Set problem:
Repeat the data word for word. Do not include the pictures.

## Begin

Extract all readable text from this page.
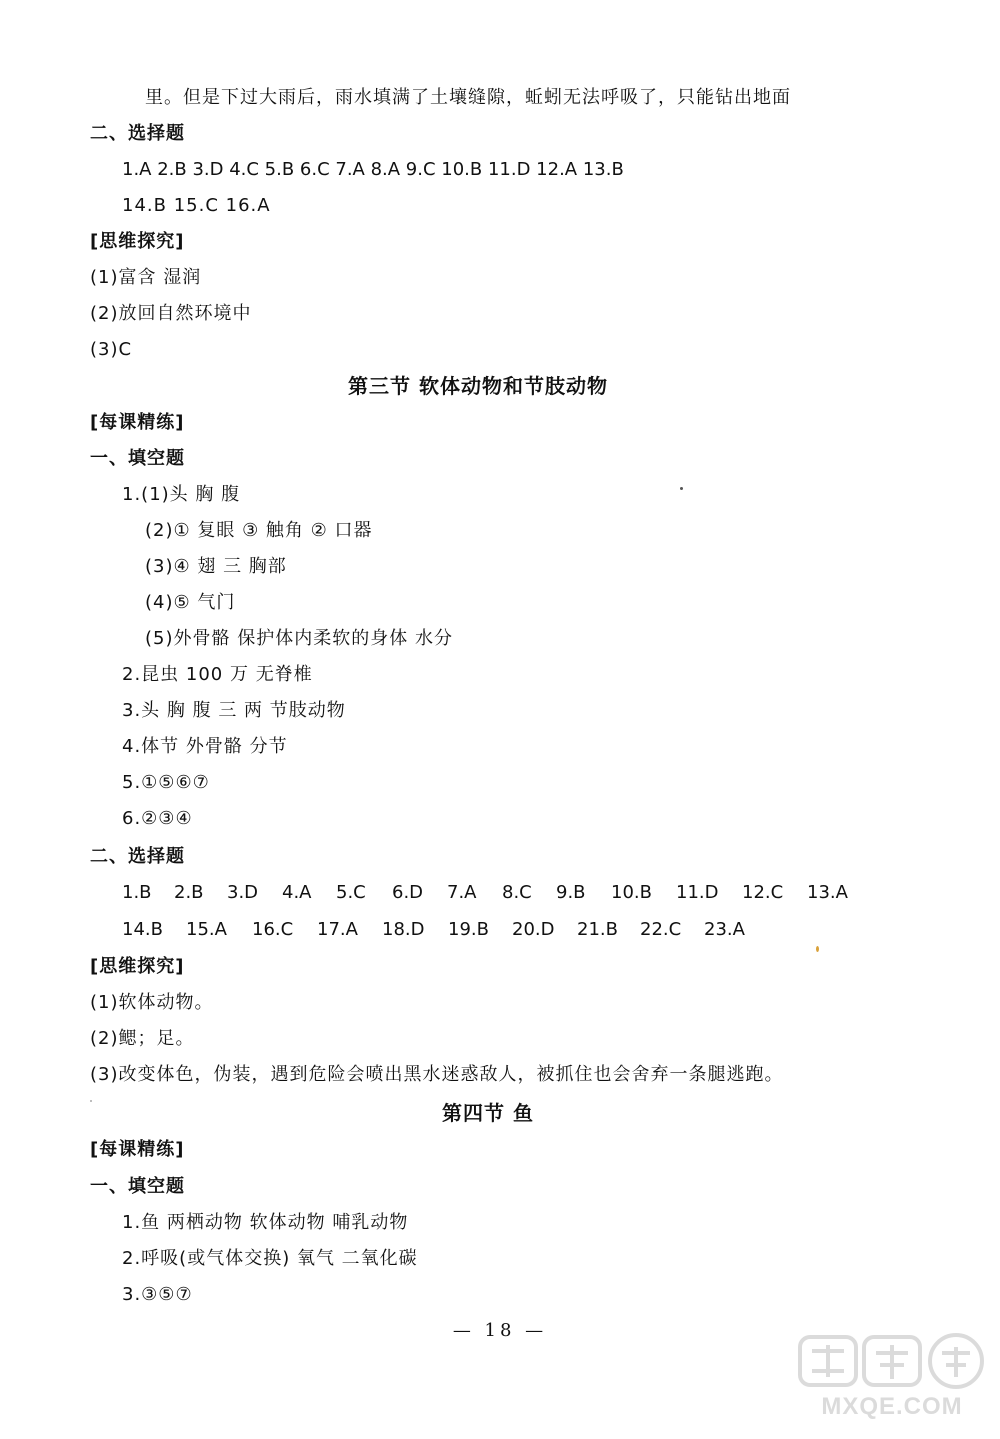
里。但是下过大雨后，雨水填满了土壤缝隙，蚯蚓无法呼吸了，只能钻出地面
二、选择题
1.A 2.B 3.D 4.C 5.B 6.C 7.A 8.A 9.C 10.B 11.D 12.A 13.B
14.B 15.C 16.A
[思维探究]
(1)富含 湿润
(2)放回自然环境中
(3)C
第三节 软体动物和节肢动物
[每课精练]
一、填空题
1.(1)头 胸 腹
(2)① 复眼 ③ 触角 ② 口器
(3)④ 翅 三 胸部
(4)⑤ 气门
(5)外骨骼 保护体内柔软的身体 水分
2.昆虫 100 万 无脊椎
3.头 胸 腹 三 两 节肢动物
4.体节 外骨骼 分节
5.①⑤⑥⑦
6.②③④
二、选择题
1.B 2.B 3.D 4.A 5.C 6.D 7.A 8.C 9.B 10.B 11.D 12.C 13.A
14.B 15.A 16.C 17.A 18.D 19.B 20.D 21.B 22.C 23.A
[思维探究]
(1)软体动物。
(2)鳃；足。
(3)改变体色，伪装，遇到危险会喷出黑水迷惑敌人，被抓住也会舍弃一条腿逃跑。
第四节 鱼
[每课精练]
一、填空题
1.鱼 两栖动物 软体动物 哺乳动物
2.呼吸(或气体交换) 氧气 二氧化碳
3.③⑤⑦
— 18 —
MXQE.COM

## End

Answer:
Extract all readable text from this page.
里。但是下过大雨后，雨水填满了土壤缝隙，蚯蚓无法呼吸了，只能钻出地面
二、选择题
1.A 2.B 3.D 4.C 5.B 6.C 7.A 8.A 9.C 10.B 11.D 12.A 13.B
14.B 15.C 16.A
[思维探究]
(1)富含 湿润
(2)放回自然环境中
(3)C
第三节 软体动物和节肢动物
[每课精练]
一、填空题
1.(1)头 胸 腹
(2)① 复眼 ③ 触角 ② 口器
(3)④ 翅 三 胸部
(4)⑤ 气门
(5)外骨骼 保护体内柔软的身体 水分
2.昆虫 100 万 无脊椎
3.头 胸 腹 三 两 节肢动物
4.体节 外骨骼 分节
5.①⑤⑥⑦
6.②③④
二、选择题
1.B 2.B 3.D 4.A 5.C 6.D 7.A 8.C 9.B 10.B 11.D 12.C 13.A
14.B 15.A 16.C 17.A 18.D 19.B 20.D 21.B 22.C 23.A
[思维探究]
(1)软体动物。
(2)鳃；足。
(3)改变体色，伪装，遇到危险会喷出黑水迷惑敌人，被抓住也会舍弃一条腿逃跑。
第四节 鱼
[每课精练]
一、填空题
1.鱼 两栖动物 软体动物 哺乳动物
2.呼吸(或气体交换) 氧气 二氧化碳
3.③⑤⑦
— 18 —
MXQE.COM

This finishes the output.